==== Record list ====

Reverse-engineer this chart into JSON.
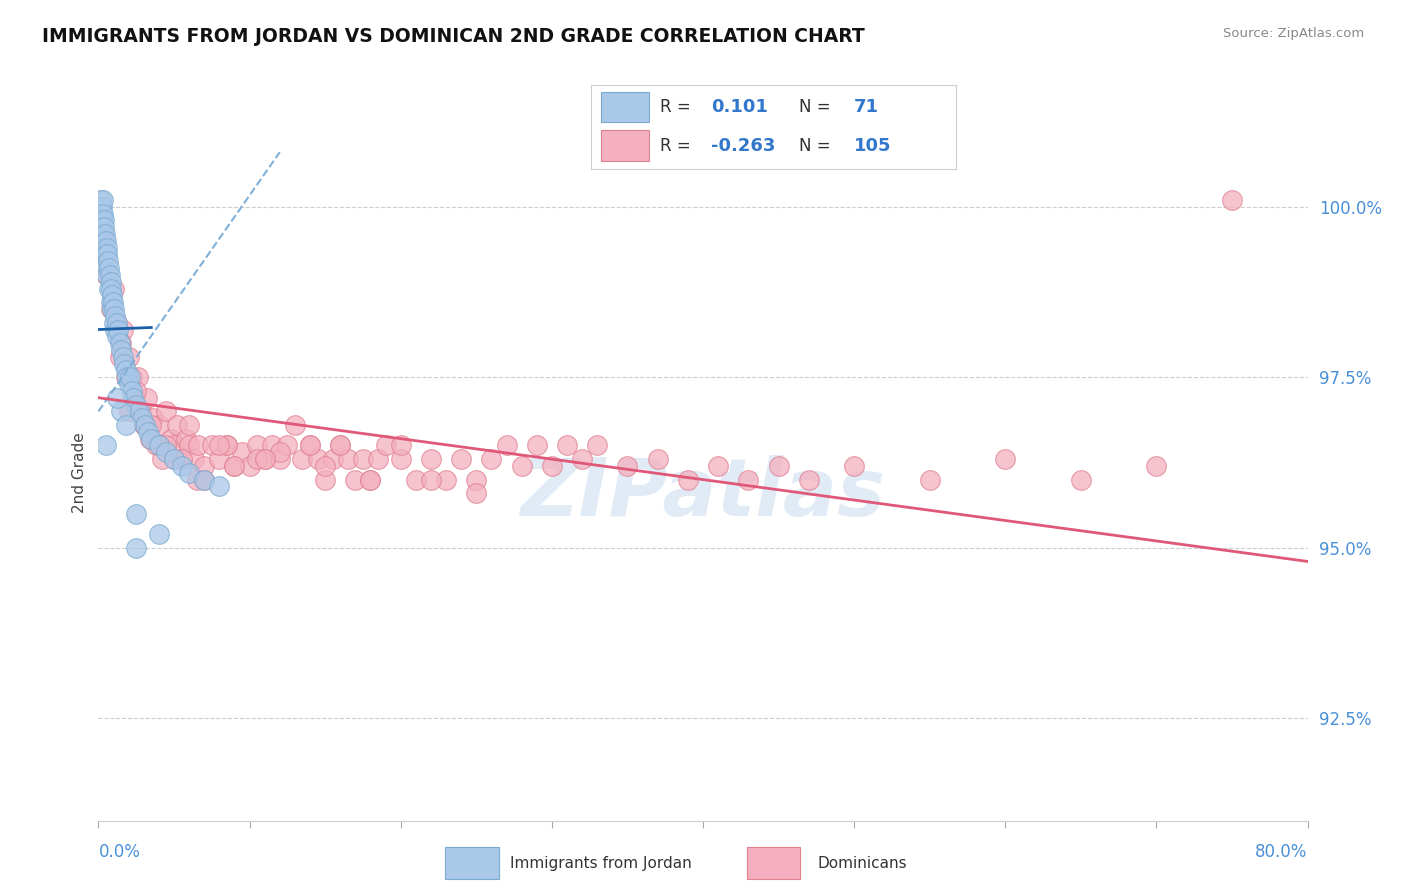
{
  "title": "IMMIGRANTS FROM JORDAN VS DOMINICAN 2ND GRADE CORRELATION CHART",
  "source": "Source: ZipAtlas.com",
  "ylabel": "2nd Grade",
  "yticks": [
    92.5,
    95.0,
    97.5,
    100.0
  ],
  "ytick_labels": [
    "92.5%",
    "95.0%",
    "97.5%",
    "100.0%"
  ],
  "xmin": 0.0,
  "xmax": 80.0,
  "ymin": 91.0,
  "ymax": 101.2,
  "jordan_color": "#aac8e8",
  "jordan_edge": "#7aaad0",
  "dominican_color": "#f4b0c0",
  "dominican_edge": "#e08090",
  "jordan_R": 0.101,
  "jordan_N": 71,
  "dominican_R": -0.263,
  "dominican_N": 105,
  "trend_blue_solid": "#1a5fa8",
  "trend_blue_dashed": "#80b0d8",
  "trend_pink": "#e05878",
  "watermark": "ZIPatlas",
  "jordan_points_x": [
    0.1,
    0.1,
    0.15,
    0.15,
    0.2,
    0.2,
    0.2,
    0.25,
    0.25,
    0.3,
    0.3,
    0.3,
    0.35,
    0.35,
    0.4,
    0.4,
    0.4,
    0.45,
    0.5,
    0.5,
    0.5,
    0.55,
    0.6,
    0.6,
    0.65,
    0.7,
    0.7,
    0.75,
    0.8,
    0.8,
    0.85,
    0.9,
    0.9,
    0.95,
    1.0,
    1.0,
    1.1,
    1.1,
    1.2,
    1.2,
    1.3,
    1.4,
    1.5,
    1.6,
    1.7,
    1.8,
    1.9,
    2.0,
    2.1,
    2.2,
    2.3,
    2.5,
    2.7,
    2.9,
    3.1,
    3.3,
    3.5,
    4.0,
    4.5,
    5.0,
    5.5,
    6.0,
    7.0,
    8.0,
    1.5,
    0.5,
    2.5,
    2.5,
    4.0,
    1.2,
    1.8
  ],
  "jordan_points_y": [
    100.0,
    99.8,
    100.1,
    99.9,
    100.0,
    99.7,
    99.5,
    100.0,
    99.8,
    100.1,
    99.9,
    99.6,
    99.8,
    99.5,
    99.7,
    99.4,
    99.2,
    99.6,
    99.5,
    99.3,
    99.1,
    99.4,
    99.3,
    99.0,
    99.2,
    99.1,
    98.8,
    99.0,
    98.9,
    98.6,
    98.8,
    98.7,
    98.5,
    98.6,
    98.5,
    98.3,
    98.4,
    98.2,
    98.3,
    98.1,
    98.2,
    98.0,
    97.9,
    97.8,
    97.7,
    97.6,
    97.5,
    97.4,
    97.5,
    97.3,
    97.2,
    97.1,
    97.0,
    96.9,
    96.8,
    96.7,
    96.6,
    96.5,
    96.4,
    96.3,
    96.2,
    96.1,
    96.0,
    95.9,
    97.0,
    96.5,
    95.5,
    95.0,
    95.2,
    97.2,
    96.8
  ],
  "dominican_points_x": [
    0.5,
    0.8,
    1.0,
    1.2,
    1.4,
    1.6,
    1.8,
    2.0,
    2.2,
    2.4,
    2.6,
    2.8,
    3.0,
    3.2,
    3.4,
    3.6,
    3.8,
    4.0,
    4.2,
    4.5,
    4.8,
    5.0,
    5.2,
    5.5,
    5.8,
    6.0,
    6.3,
    6.6,
    7.0,
    7.5,
    8.0,
    8.5,
    9.0,
    9.5,
    10.0,
    10.5,
    11.0,
    11.5,
    12.0,
    12.5,
    13.0,
    13.5,
    14.0,
    14.5,
    15.0,
    15.5,
    16.0,
    16.5,
    17.0,
    17.5,
    18.0,
    18.5,
    19.0,
    20.0,
    21.0,
    22.0,
    23.0,
    24.0,
    25.0,
    26.0,
    27.0,
    28.0,
    29.0,
    30.0,
    31.0,
    32.0,
    33.0,
    35.0,
    37.0,
    39.0,
    41.0,
    43.0,
    45.0,
    47.0,
    50.0,
    55.0,
    60.0,
    65.0,
    70.0,
    75.0,
    1.5,
    2.5,
    3.5,
    4.5,
    5.5,
    6.5,
    8.5,
    10.5,
    14.0,
    18.0,
    2.0,
    3.0,
    4.0,
    5.0,
    7.0,
    9.0,
    12.0,
    15.0,
    20.0,
    25.0,
    6.0,
    8.0,
    11.0,
    16.0,
    22.0
  ],
  "dominican_points_y": [
    99.0,
    98.5,
    98.8,
    98.3,
    97.8,
    98.2,
    97.5,
    97.8,
    97.5,
    97.2,
    97.5,
    97.0,
    96.8,
    97.2,
    96.6,
    96.9,
    96.5,
    96.8,
    96.3,
    97.0,
    96.6,
    96.5,
    96.8,
    96.3,
    96.6,
    96.5,
    96.3,
    96.5,
    96.2,
    96.5,
    96.3,
    96.5,
    96.2,
    96.4,
    96.2,
    96.5,
    96.3,
    96.5,
    96.3,
    96.5,
    96.8,
    96.3,
    96.5,
    96.3,
    96.0,
    96.3,
    96.5,
    96.3,
    96.0,
    96.3,
    96.0,
    96.3,
    96.5,
    96.3,
    96.0,
    96.3,
    96.0,
    96.3,
    96.0,
    96.3,
    96.5,
    96.2,
    96.5,
    96.2,
    96.5,
    96.3,
    96.5,
    96.2,
    96.3,
    96.0,
    96.2,
    96.0,
    96.2,
    96.0,
    96.2,
    96.0,
    96.3,
    96.0,
    96.2,
    100.1,
    98.0,
    97.3,
    96.8,
    96.5,
    96.3,
    96.0,
    96.5,
    96.3,
    96.5,
    96.0,
    97.0,
    96.8,
    96.5,
    96.3,
    96.0,
    96.2,
    96.4,
    96.2,
    96.5,
    95.8,
    96.8,
    96.5,
    96.3,
    96.5,
    96.0
  ],
  "jordan_trend_x0": 0.0,
  "jordan_trend_x1": 12.0,
  "jordan_trend_y0": 98.2,
  "jordan_trend_y1": 99.2,
  "jordan_dash_y0": 97.0,
  "jordan_dash_y1": 100.8,
  "dominican_trend_x0": 0.0,
  "dominican_trend_x1": 80.0,
  "dominican_trend_y0": 97.2,
  "dominican_trend_y1": 94.8
}
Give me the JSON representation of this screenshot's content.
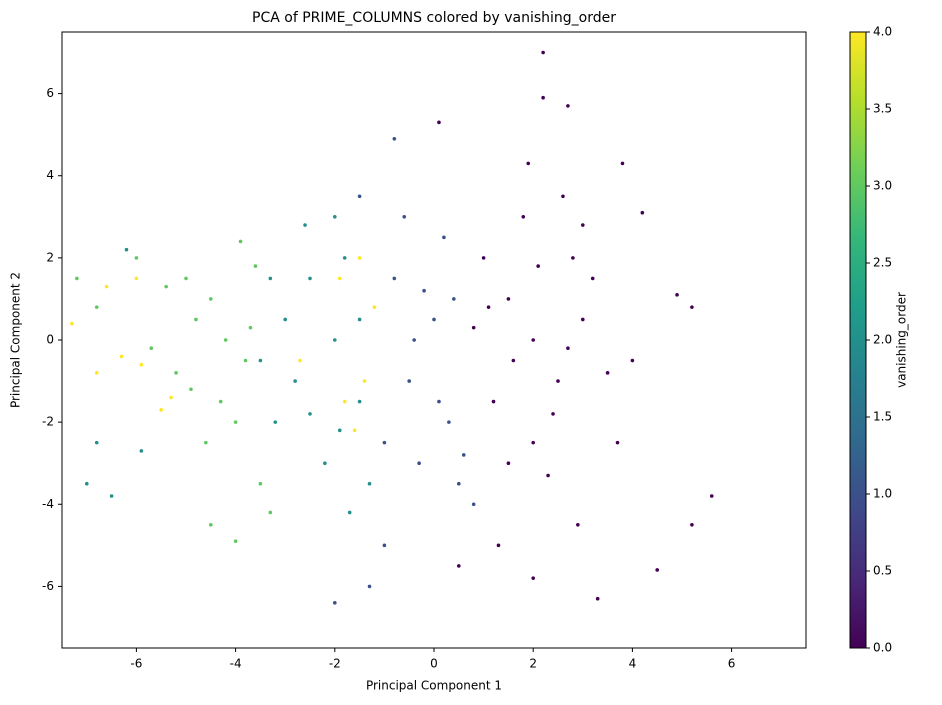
{
  "chart_data": {
    "type": "scatter",
    "title": "PCA of PRIME_COLUMNS colored by vanishing_order",
    "x_label": "Principal Component 1",
    "y_label": "Principal Component 2",
    "colorbar_label": "vanishing_order",
    "colormap": "viridis",
    "xlim": [
      -7.5,
      7.5
    ],
    "ylim": [
      -7.5,
      7.5
    ],
    "xticks": [
      -6,
      -4,
      -2,
      0,
      2,
      4,
      6
    ],
    "yticks": [
      -6,
      -4,
      -2,
      0,
      2,
      4,
      6
    ],
    "clim": [
      0,
      4
    ],
    "cticks": [
      {
        "value": 0,
        "label": "0.0"
      },
      {
        "value": 0.5,
        "label": "0.5"
      },
      {
        "value": 1,
        "label": "1.0"
      },
      {
        "value": 1.5,
        "label": "1.5"
      },
      {
        "value": 2,
        "label": "2.0"
      },
      {
        "value": 2.5,
        "label": "2.5"
      },
      {
        "value": 3,
        "label": "3.0"
      },
      {
        "value": 3.5,
        "label": "3.5"
      },
      {
        "value": 4,
        "label": "4.0"
      }
    ],
    "x": [
      2,
      1.5,
      2.5,
      1,
      3,
      2,
      1.2,
      2.8,
      3.5,
      1.8,
      2.3,
      0.8,
      1.5,
      3.2,
      4,
      2.6,
      1.9,
      2.2,
      2.2,
      2.7,
      4.5,
      5.2,
      5.6,
      4.9,
      5.2,
      3.7,
      2.9,
      2,
      3.3,
      1.3,
      0.5,
      4.2,
      3.8,
      0.1,
      2.4,
      1.1,
      2.7,
      3,
      1.6,
      2.1,
      0,
      -0.5,
      0.3,
      0.5,
      -0.8,
      0.2,
      -0.3,
      0.8,
      0.6,
      -0.6,
      -1,
      -1.3,
      -0.8,
      -2,
      -0.4,
      0.1,
      -0.2,
      -1,
      0.4,
      -1.5,
      -2,
      -2.5,
      -1.5,
      -2.8,
      -1.8,
      -3,
      -2.2,
      -1.3,
      -2.6,
      -3.2,
      -1.7,
      -3.5,
      -2,
      -1.5,
      -3.3,
      -5.9,
      -6.5,
      -6.2,
      -7,
      -6.8,
      -2.5,
      -1.9,
      -4.2,
      -4.5,
      -3.8,
      -4,
      -4.8,
      -5.2,
      -3.6,
      -4.3,
      -3.9,
      -4.6,
      -5,
      -3.5,
      -4,
      -4.5,
      -5.4,
      -6,
      -5.7,
      -7.2,
      -6.8,
      -3.7,
      -4.9,
      -3.3,
      -1.5,
      -1.8,
      -1.2,
      -1.6,
      -1.9,
      -1.4,
      -2.7,
      -6.8,
      -6.6,
      -6,
      -5.5,
      -5.3,
      -7.3,
      -5.9,
      -6.3
    ],
    "values": [
      0,
      1,
      -1,
      2,
      0.5,
      -2.5,
      -1.5,
      2,
      -0.8,
      3,
      -3.3,
      0.3,
      -3,
      1.5,
      -0.5,
      3.5,
      4.3,
      7,
      5.9,
      5.7,
      -5.6,
      -4.5,
      -3.8,
      1.1,
      0.8,
      -2.5,
      -4.5,
      -5.8,
      -6.3,
      -5,
      -5.5,
      3.1,
      4.3,
      5.3,
      -1.8,
      0.8,
      -0.2,
      2.8,
      -0.5,
      1.8,
      0.5,
      -1,
      -2,
      -3.5,
      1.5,
      2.5,
      -3,
      -4,
      -2.8,
      3,
      -5,
      -6,
      4.9,
      -6.4,
      0,
      -1.5,
      1.2,
      -2.5,
      1,
      3.5,
      0,
      1.5,
      -1.5,
      -1,
      2,
      0.5,
      -3,
      -3.5,
      2.8,
      -2,
      -4.2,
      -0.5,
      3,
      0.5,
      1.5,
      -2.7,
      -3.8,
      2.2,
      -3.5,
      -2.5,
      -1.8,
      -2.2,
      0,
      1,
      -0.5,
      -2,
      0.5,
      -0.8,
      1.8,
      -1.5,
      2.4,
      -2.5,
      1.5,
      -3.5,
      -4.9,
      -4.5,
      1.3,
      2,
      -0.2,
      1.5,
      0.8,
      0.3,
      -1.2,
      -4.2,
      2,
      -1.5,
      0.8,
      -2.2,
      1.5,
      -1,
      -0.5,
      -0.8,
      1.3,
      1.5,
      -1.7,
      -1.4,
      0.4,
      -0.6,
      -0.4
    ],
    "c": [
      0,
      0,
      0,
      0,
      0,
      0,
      0,
      0,
      0,
      0,
      0,
      0,
      0,
      0,
      0,
      0,
      0,
      0,
      0,
      0,
      0,
      0,
      0,
      0,
      0,
      0,
      0,
      0,
      0,
      0,
      0,
      0,
      0,
      0,
      0,
      0,
      0,
      0,
      0,
      0,
      1,
      1,
      1,
      1,
      1,
      1,
      1,
      1,
      1,
      1,
      1,
      1,
      1,
      1,
      1,
      1,
      1,
      1,
      1,
      1,
      2,
      2,
      2,
      2,
      2,
      2,
      2,
      2,
      2,
      2,
      2,
      2,
      2,
      2,
      2,
      2,
      2,
      2,
      2,
      2,
      2,
      2,
      3,
      3,
      3,
      3,
      3,
      3,
      3,
      3,
      3,
      3,
      3,
      3,
      3,
      3,
      3,
      3,
      3,
      3,
      3,
      3,
      3,
      3,
      4,
      4,
      4,
      4,
      4,
      4,
      4,
      4,
      4,
      4,
      4,
      4,
      4,
      4,
      4
    ]
  }
}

====

From the records above, pull out every line containing the word "Principal".

Response below:
    "x_label": "Principal Component 1",
    "y_label": "Principal Component 2",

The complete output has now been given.